— Start of SELECTED PASSAGE —
China is building new roads faster than any place in history, and has recently passed Japan as the country with the second-greatest total length of roadway after the US. China had 18.5 km of expressways in 1988, and now has 53,000 km. This has occasioned a great deal of tearing up and laying down. Guangzhou, preparing now for the Asia games at the end of this year, is in a particular frenzy of road-building, resurfacing and general traffi-cide. Nearly every section of the route I ride to work has been torn up and re-paved in the last several months, some abandoned in mid-demolition: littered with heaved-up chunks of asphalt and dotted with unexpected trenches, piles of rubble and open manhole covers. China’s tortured roadways are a metaphor for a China that grows, changes and sheds its skin at a pace that is simply bewildering to its residents, let alone to foreign observers. I’m reminded of a recent essay by Peter Hessler, one of the finest foreign writers on modern China, about returning to rural America after a decade of living in Beijing. The pace of change was dizzyingly, disorientingly slow by contrast: his neighbors would gather excitedly to discuss the installation of a new traffic light in town. In Guangzhou, I always ride slowly after I’ve been off the road for even 24 hours: nothing spoils your day quite like the appearance without warning of a meter-deep trench, freshly dug and tucked in for the night under a road-grey tarpaulin...
— End of SELECTED PASSAGE —
■ YOUR OBJECTIVE:
Return the passage above on China's road-building in full, word for word.
— Start of DATASET SECTION —
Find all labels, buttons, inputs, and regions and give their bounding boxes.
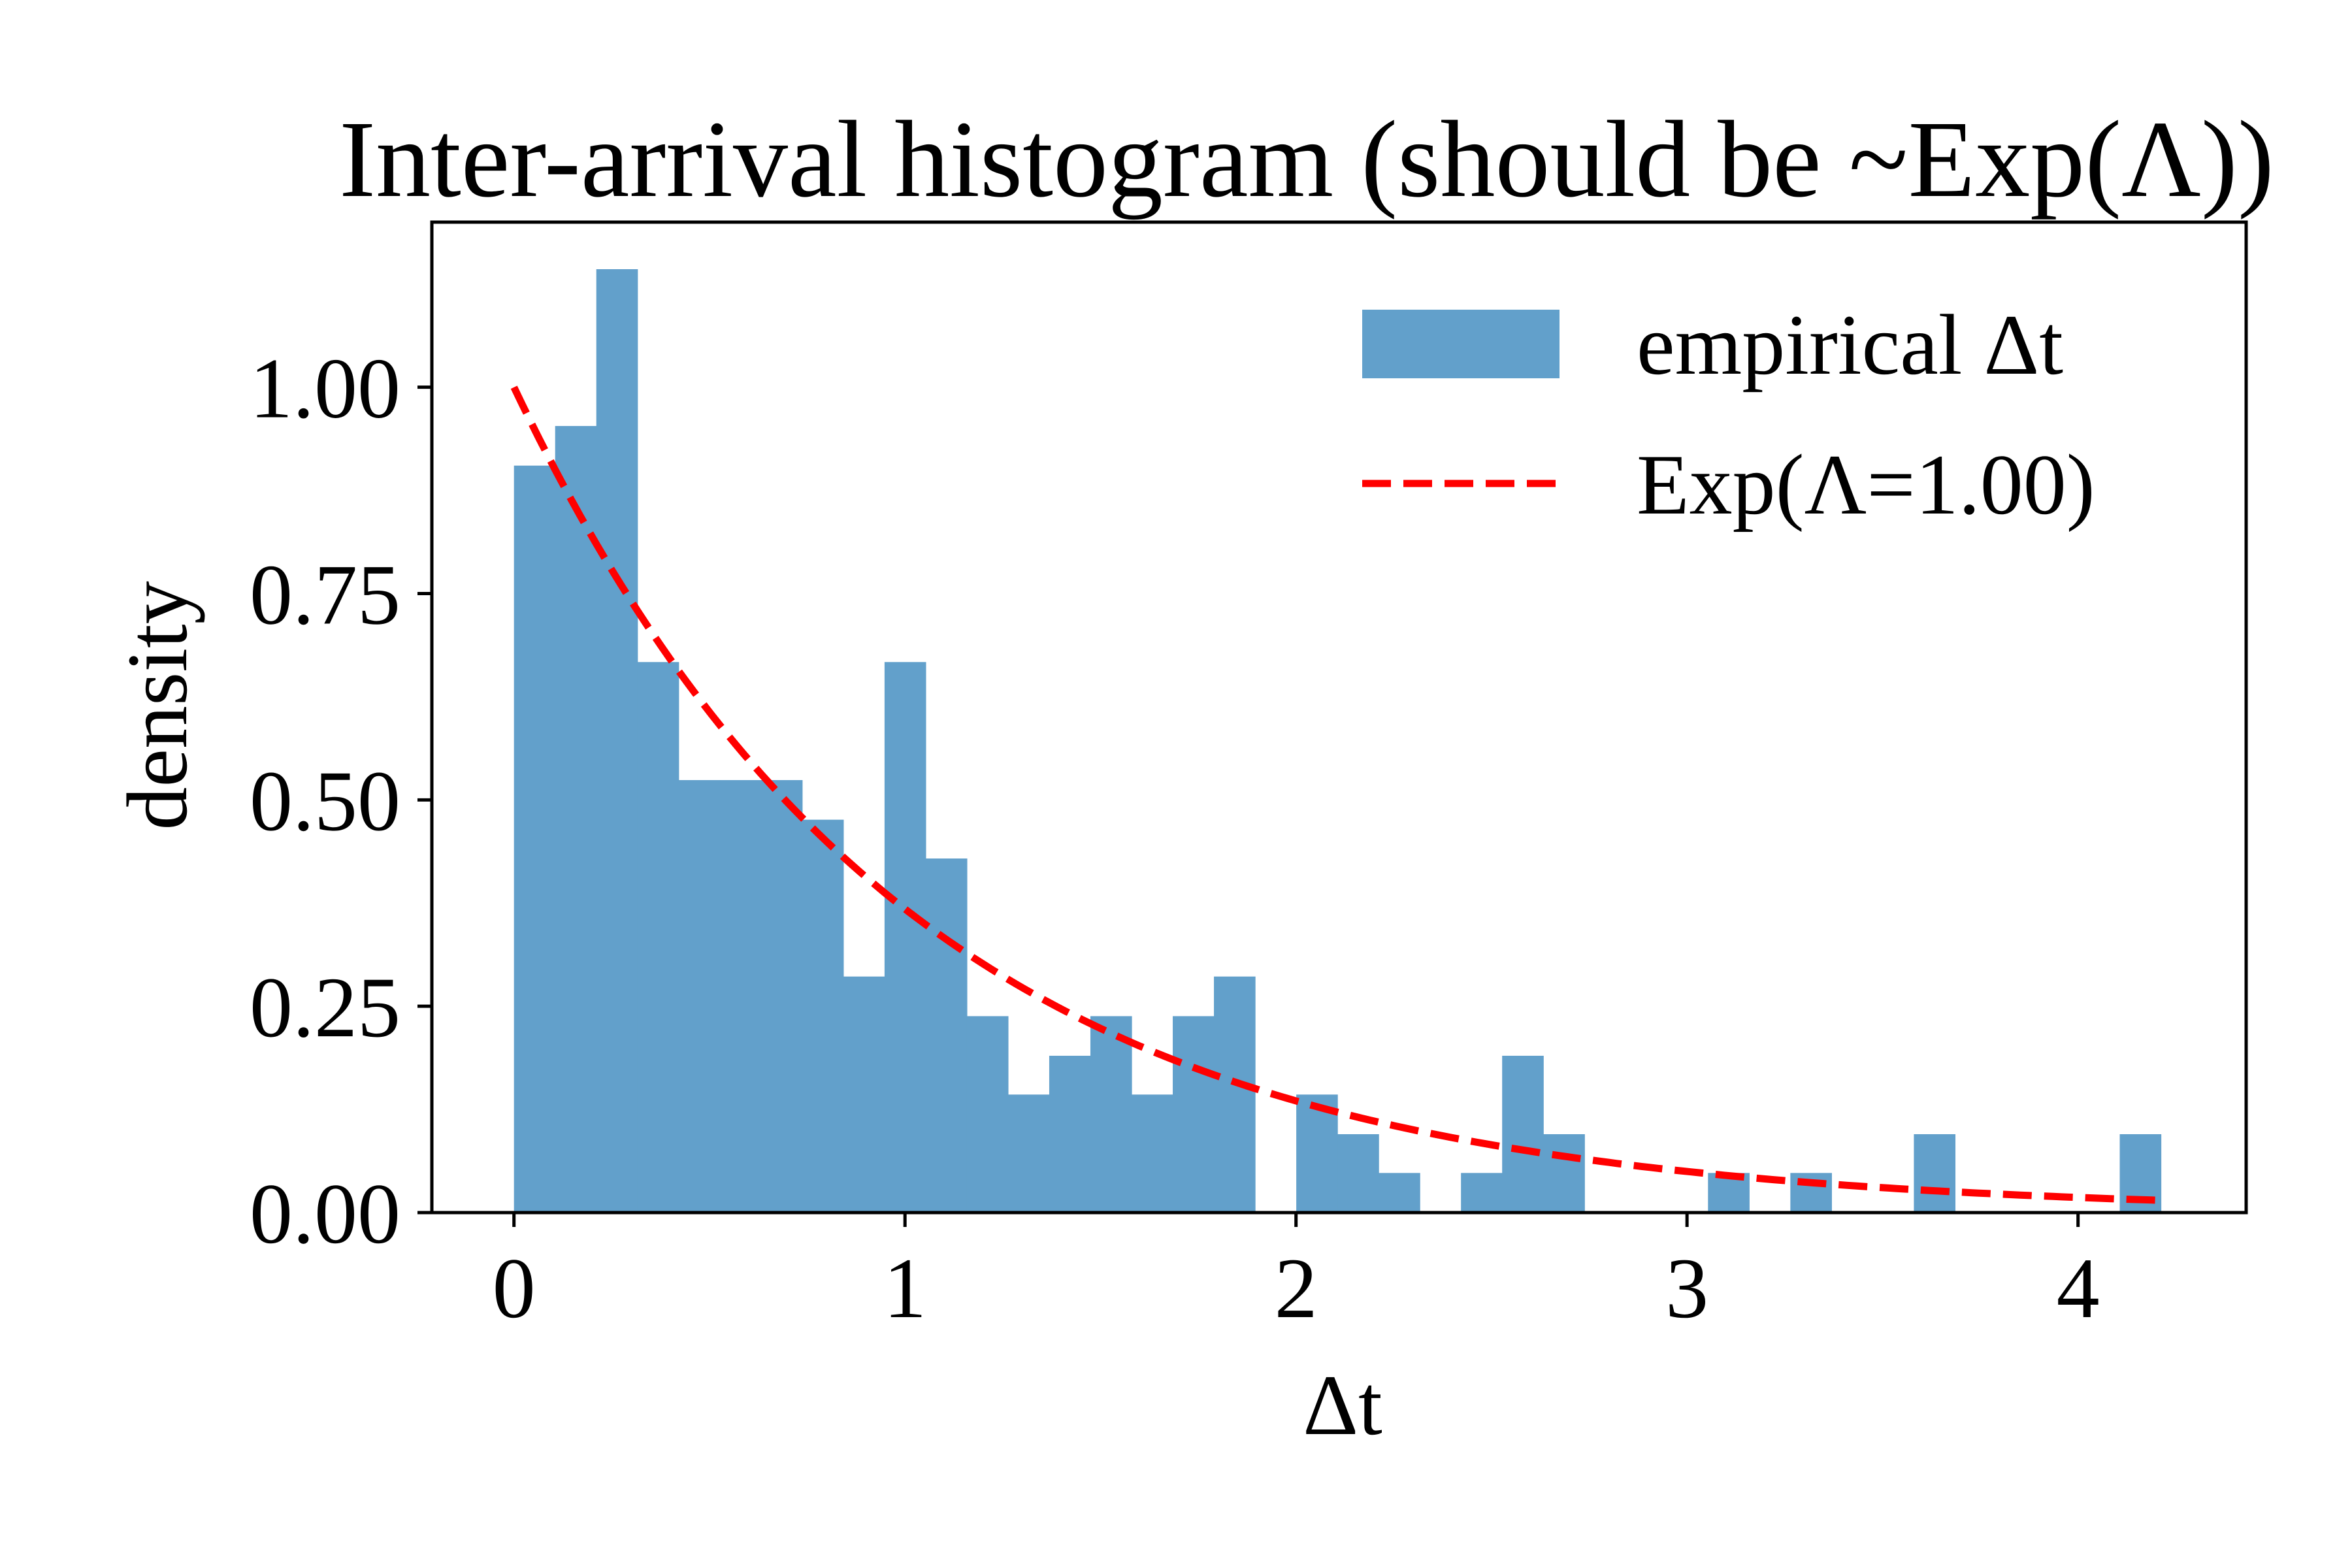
— End of DATASET SECTION —
■ THE COMPLETED TASK:
China is building new roads faster than any place in history, and has recently passed Japan as the country with the second-greatest total length of roadway after the US. China had 18.5 km of expressways in 1988, and now has 53,000 km. This has occasioned a great deal of tearing up and laying down. Guangzhou, preparing now for the Asia games at the end of this year, is in a particular frenzy of road-building, resurfacing and general traffi-cide. Nearly every section of the route I ride to work has been torn up and re-paved in the last several months, some abandoned in mid-demolition: littered with heaved-up chunks of asphalt and dotted with unexpected trenches, piles of rubble and open manhole covers. China’s tortured roadways are a metaphor for a China that grows, changes and sheds its skin at a pace that is simply bewildering to its residents, let alone to foreign observers. I’m reminded of a recent essay by Peter Hessler, one of the finest foreign writers on modern China, about returning to rural America after a decade of living in Beijing. The pace of change was dizzyingly, disorientingly slow by contrast: his neighbors would gather excitedly to discuss the installation of a new traffic light in town. In Guangzhou, I always ride slowly after I’ve been off the road for even 24 hours: nothing spoils your day quite like the appearance without warning of a meter-deep trench, freshly dug and tucked in for the night under a road-grey tarpaulin...